— Directions for this task —
All the data should be repeated exactly. Any image in it is left out.

— Task material —
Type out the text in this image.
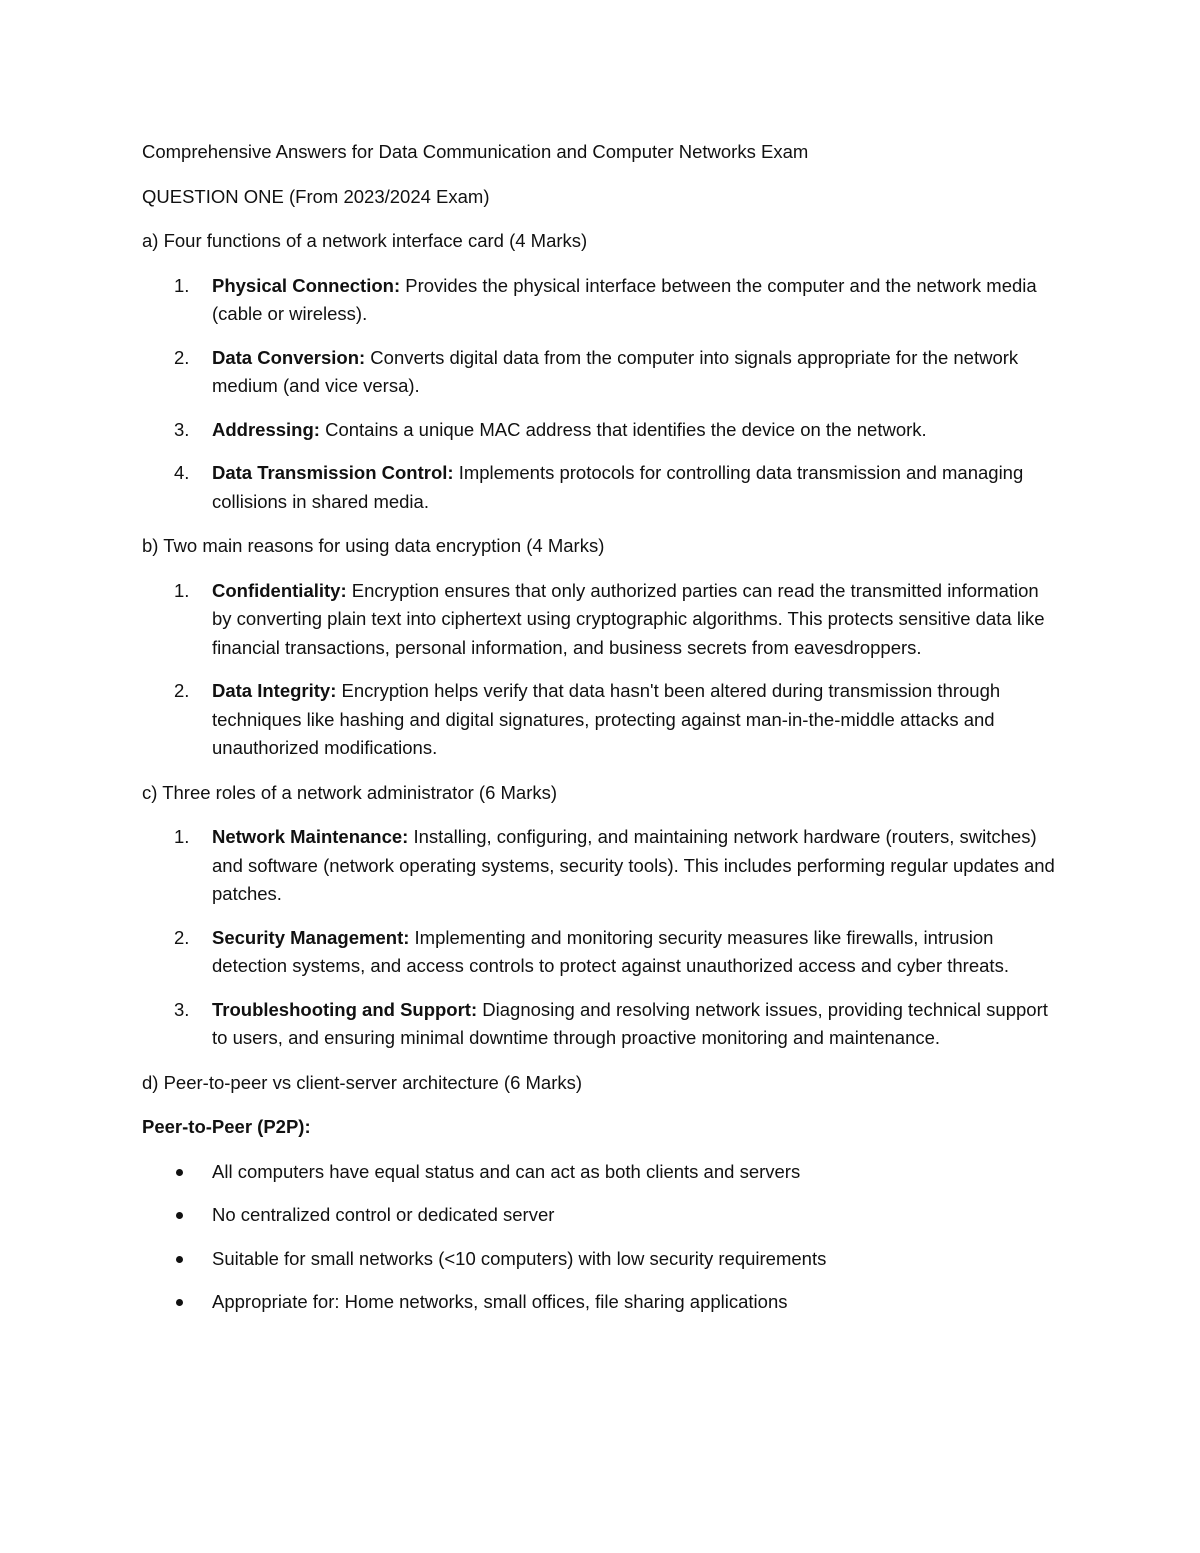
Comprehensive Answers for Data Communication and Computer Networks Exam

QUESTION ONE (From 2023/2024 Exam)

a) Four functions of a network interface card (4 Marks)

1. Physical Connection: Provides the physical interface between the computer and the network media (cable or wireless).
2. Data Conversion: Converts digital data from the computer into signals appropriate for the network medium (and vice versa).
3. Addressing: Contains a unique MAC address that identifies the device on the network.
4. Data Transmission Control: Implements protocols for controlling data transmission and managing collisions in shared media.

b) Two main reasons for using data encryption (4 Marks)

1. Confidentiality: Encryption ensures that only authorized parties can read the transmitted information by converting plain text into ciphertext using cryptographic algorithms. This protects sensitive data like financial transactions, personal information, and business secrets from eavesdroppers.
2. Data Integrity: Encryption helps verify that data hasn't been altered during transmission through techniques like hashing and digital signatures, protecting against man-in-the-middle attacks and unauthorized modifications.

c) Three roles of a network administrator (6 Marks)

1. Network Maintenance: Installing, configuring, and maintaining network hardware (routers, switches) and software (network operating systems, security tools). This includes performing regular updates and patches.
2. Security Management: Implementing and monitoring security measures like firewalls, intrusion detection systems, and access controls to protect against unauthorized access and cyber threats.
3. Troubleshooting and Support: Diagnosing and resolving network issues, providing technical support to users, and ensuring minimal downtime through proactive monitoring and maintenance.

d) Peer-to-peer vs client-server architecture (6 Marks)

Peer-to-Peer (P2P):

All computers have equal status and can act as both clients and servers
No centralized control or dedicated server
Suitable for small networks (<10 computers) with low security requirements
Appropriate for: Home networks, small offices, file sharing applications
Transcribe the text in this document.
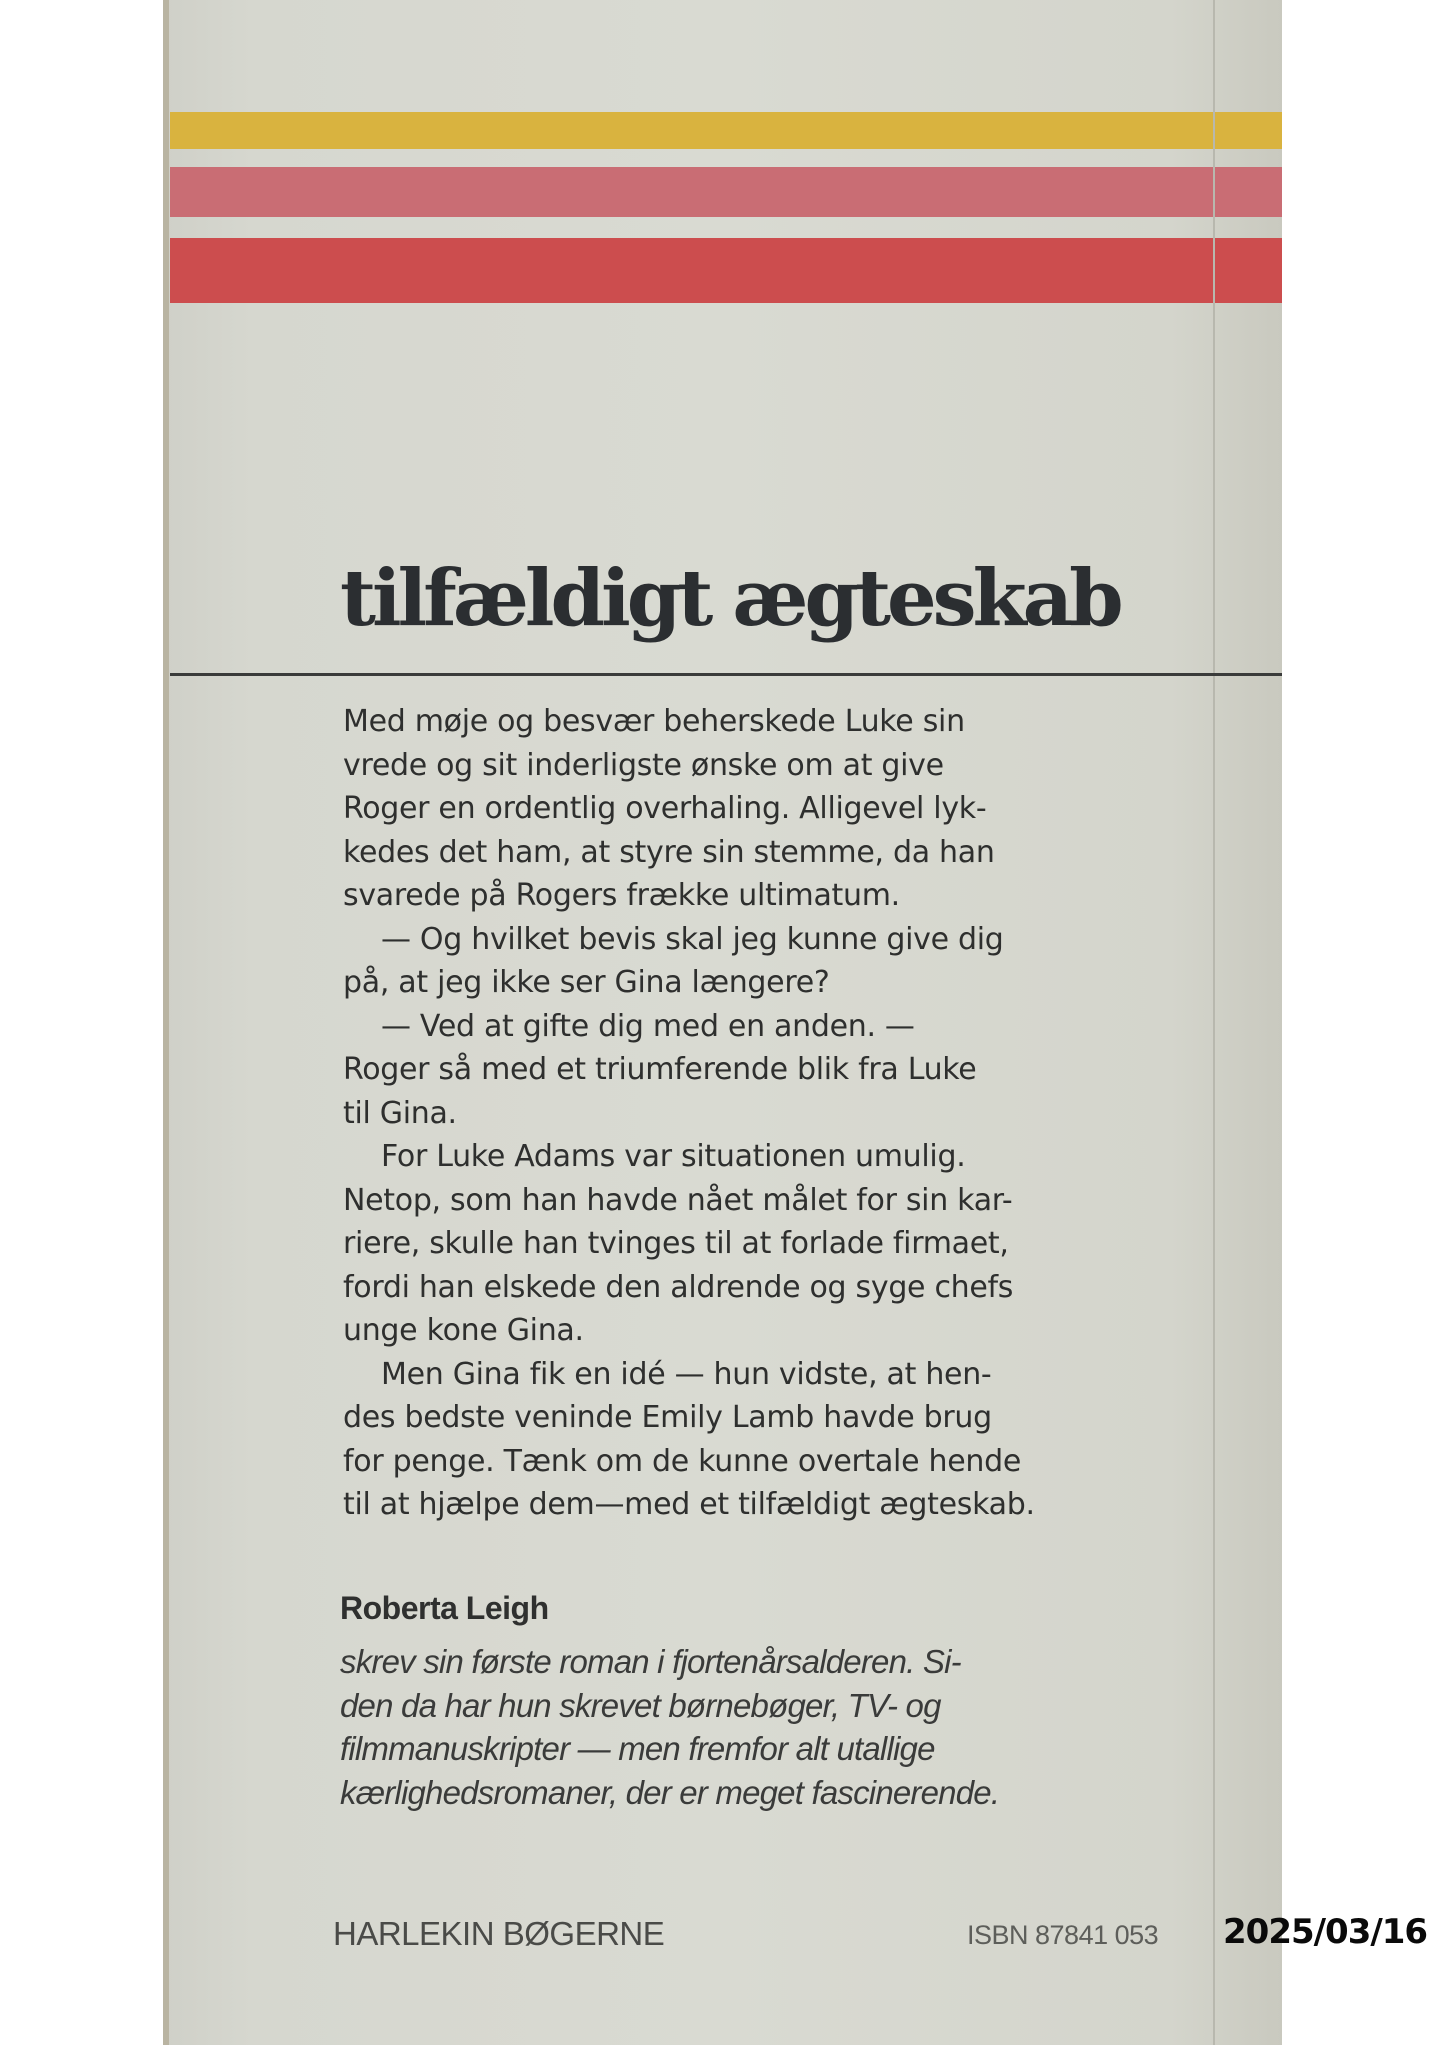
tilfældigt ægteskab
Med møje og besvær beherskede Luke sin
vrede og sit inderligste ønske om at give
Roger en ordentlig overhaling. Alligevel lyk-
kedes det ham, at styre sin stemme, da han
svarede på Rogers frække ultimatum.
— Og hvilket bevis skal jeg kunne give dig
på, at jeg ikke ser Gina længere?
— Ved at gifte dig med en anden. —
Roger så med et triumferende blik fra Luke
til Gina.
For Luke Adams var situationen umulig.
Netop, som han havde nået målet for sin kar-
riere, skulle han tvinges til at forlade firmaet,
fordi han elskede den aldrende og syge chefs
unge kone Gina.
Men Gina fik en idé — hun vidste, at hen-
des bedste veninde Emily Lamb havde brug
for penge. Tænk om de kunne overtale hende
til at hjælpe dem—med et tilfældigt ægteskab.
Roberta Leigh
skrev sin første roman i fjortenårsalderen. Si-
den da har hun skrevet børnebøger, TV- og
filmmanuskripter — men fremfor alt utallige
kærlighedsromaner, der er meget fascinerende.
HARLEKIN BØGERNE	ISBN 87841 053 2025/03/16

— Task solution —
Type out the text in this image.
Comprehensive Answers for Data Communication and Computer Networks Exam

QUESTION ONE (From 2023/2024 Exam)

a) Four functions of a network interface card (4 Marks)

1. Physical Connection: Provides the physical interface between the computer and the network media (cable or wireless).
2. Data Conversion: Converts digital data from the computer into signals appropriate for the network medium (and vice versa).
3. Addressing: Contains a unique MAC address that identifies the device on the network.
4. Data Transmission Control: Implements protocols for controlling data transmission and managing collisions in shared media.

b) Two main reasons for using data encryption (4 Marks)

1. Confidentiality: Encryption ensures that only authorized parties can read the transmitted information by converting plain text into ciphertext using cryptographic algorithms. This protects sensitive data like financial transactions, personal information, and business secrets from eavesdroppers.
2. Data Integrity: Encryption helps verify that data hasn't been altered during transmission through techniques like hashing and digital signatures, protecting against man-in-the-middle attacks and unauthorized modifications.

c) Three roles of a network administrator (6 Marks)

1. Network Maintenance: Installing, configuring, and maintaining network hardware (routers, switches) and software (network operating systems, security tools). This includes performing regular updates and patches.
2. Security Management: Implementing and monitoring security measures like firewalls, intrusion detection systems, and access controls to protect against unauthorized access and cyber threats.
3. Troubleshooting and Support: Diagnosing and resolving network issues, providing technical support to users, and ensuring minimal downtime through proactive monitoring and maintenance.

d) Peer-to-peer vs client-server architecture (6 Marks)

Peer-to-Peer (P2P):

All computers have equal status and can act as both clients and servers
No centralized control or dedicated server
Suitable for small networks (<10 computers) with low security requirements
Appropriate for: Home networks, small offices, file sharing applications
Transcribe the text in this document.
tilfældigt ægteskab
Med møje og besvær beherskede Luke sin
vrede og sit inderligste ønske om at give
Roger en ordentlig overhaling. Alligevel lyk-
kedes det ham, at styre sin stemme, da han
svarede på Rogers frække ultimatum.
— Og hvilket bevis skal jeg kunne give dig
på, at jeg ikke ser Gina længere?
— Ved at gifte dig med en anden. —
Roger så med et triumferende blik fra Luke
til Gina.
For Luke Adams var situationen umulig.
Netop, som han havde nået målet for sin kar-
riere, skulle han tvinges til at forlade firmaet,
fordi han elskede den aldrende og syge chefs
unge kone Gina.
Men Gina fik en idé — hun vidste, at hen-
des bedste veninde Emily Lamb havde brug
for penge. Tænk om de kunne overtale hende
til at hjælpe dem—med et tilfældigt ægteskab.
Roberta Leigh
skrev sin første roman i fjortenårsalderen. Si-
den da har hun skrevet børnebøger, TV- og
filmmanuskripter — men fremfor alt utallige
kærlighedsromaner, der er meget fascinerende.
HARLEKIN BØGERNE	ISBN 87841 053 2025/03/16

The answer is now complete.